Aim of the exercise: Copy out the lines of the data from the line containing "avatar[interactable] <box>24 206" up to and including the line containing "post-date[interactable]: 24년 03월", reproducing each one word for word.

Stored rows:
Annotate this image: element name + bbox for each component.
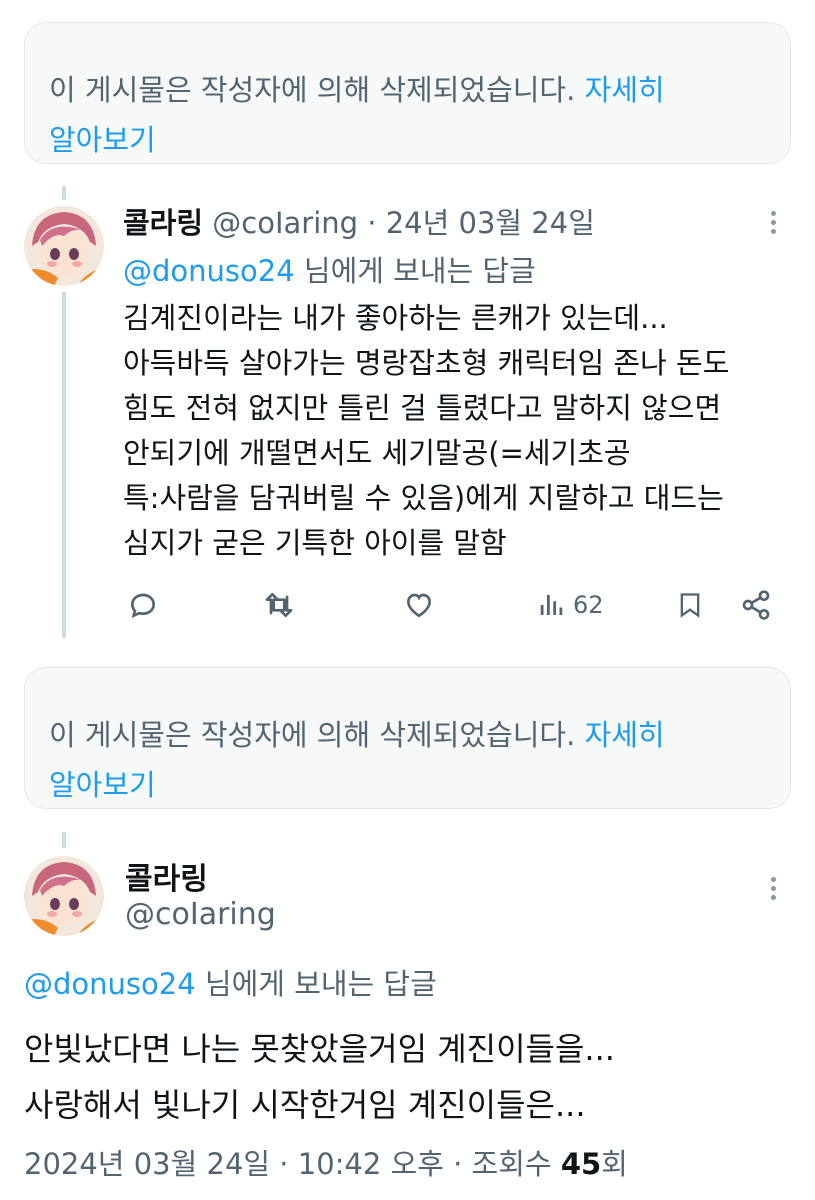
avatar[interactable] <box>24 206 104 286</box>
replying-to-label: 님에게 보내는 답글 <box>294 254 536 288</box>
deleted-post-notice: 이 게시물은 작성자에 의해 삭제되었습니다. 자세히 알아보기 <box>24 22 791 164</box>
display-name[interactable]: 콜라링 <box>123 206 203 240</box>
reply-header: 콜라링 @coIaring · 24년 03월 24일 <box>123 200 595 242</box>
more-icon[interactable] <box>771 211 781 238</box>
replying-to: @donuso24 님에게 보내는 답글 <box>123 248 536 290</box>
avatar[interactable] <box>24 856 104 936</box>
share-icon <box>742 590 770 620</box>
views-button[interactable]: 62 <box>537 580 604 630</box>
retweet-button[interactable] <box>262 580 296 630</box>
deleted-notice-text: 이 게시물은 작성자에 의해 삭제되었습니다. <box>49 718 576 752</box>
thread-line <box>62 186 66 200</box>
deleted-notice-text: 이 게시물은 작성자에 의해 삭제되었습니다. <box>49 73 576 107</box>
thread-line <box>62 292 66 638</box>
post-date[interactable]: 24년 03월 24일 <box>386 206 595 240</box>
bookmark-icon <box>680 593 700 618</box>
share-button[interactable] <box>740 580 772 630</box>
tweet-text: 안빛났다면 나는 못찾았을거임 계진이들을... 사랑해서 빛나기 시작한거임 … <box>24 1030 615 1124</box>
replying-to: @donuso24 님에게 보내는 답글 <box>24 961 437 1003</box>
replying-to-label: 님에게 보내는 답글 <box>195 967 437 1001</box>
like-button[interactable] <box>402 580 436 630</box>
views-suffix: 회 <box>601 1147 628 1181</box>
mention-link[interactable]: @donuso24 <box>123 254 295 288</box>
reply-button[interactable] <box>127 580 159 630</box>
post-timestamp[interactable]: 2024년 03월 24일 · 10:42 오후 · 조회수 <box>24 1147 561 1181</box>
mention-link[interactable]: @donuso24 <box>24 967 196 1001</box>
bookmark-button[interactable] <box>676 580 704 630</box>
action-bar: 62 <box>123 580 783 630</box>
more-icon[interactable] <box>771 877 781 904</box>
handle[interactable]: @coIaring <box>212 206 358 240</box>
views-icon <box>540 595 563 615</box>
deleted-post-notice: 이 게시물은 작성자에 의해 삭제되었습니다. 자세히 알아보기 <box>24 667 791 809</box>
thread-line <box>62 832 66 848</box>
like-icon <box>406 593 432 618</box>
view-count: 45 <box>560 1147 602 1181</box>
handle[interactable]: @coIaring <box>125 897 276 932</box>
retweet-icon <box>265 593 293 617</box>
separator: · <box>367 206 377 240</box>
tweet-text: 김계진이라는 내가 좋아하는 른캐가 있는데... 아득바득 살아가는 명랑잡초… <box>123 301 730 560</box>
display-name[interactable]: 콜라링 <box>125 854 208 898</box>
reply-icon <box>130 593 156 619</box>
post-metadata: 2024년 03월 24일 · 10:42 오후 · 조회수 45회 <box>24 1141 628 1183</box>
view-count: 62 <box>573 591 604 619</box>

Answer to the exercise:
avatar[interactable] <box>24 206 104 286</box>
replying-to-label: 님에게 보내는 답글 <box>294 254 536 288</box>
deleted-post-notice: 이 게시물은 작성자에 의해 삭제되었습니다. 자세히 알아보기 <box>24 22 791 164</box>
display-name[interactable]: 콜라링 <box>123 206 203 240</box>
reply-header: 콜라링 @coIaring · 24년 03월 24일 <box>123 200 595 242</box>
more-icon[interactable] <box>771 211 781 238</box>
replying-to: @donuso24 님에게 보내는 답글 <box>123 248 536 290</box>
avatar[interactable] <box>24 856 104 936</box>
share-icon <box>742 590 770 620</box>
views-button[interactable]: 62 <box>537 580 604 630</box>
retweet-button[interactable] <box>262 580 296 630</box>
deleted-notice-text: 이 게시물은 작성자에 의해 삭제되었습니다. <box>49 718 576 752</box>
thread-line <box>62 186 66 200</box>
deleted-notice-text: 이 게시물은 작성자에 의해 삭제되었습니다. <box>49 73 576 107</box>
thread-line <box>62 292 66 638</box>
post-date[interactable]: 24년 03월 24일 <box>386 206 595 240</box>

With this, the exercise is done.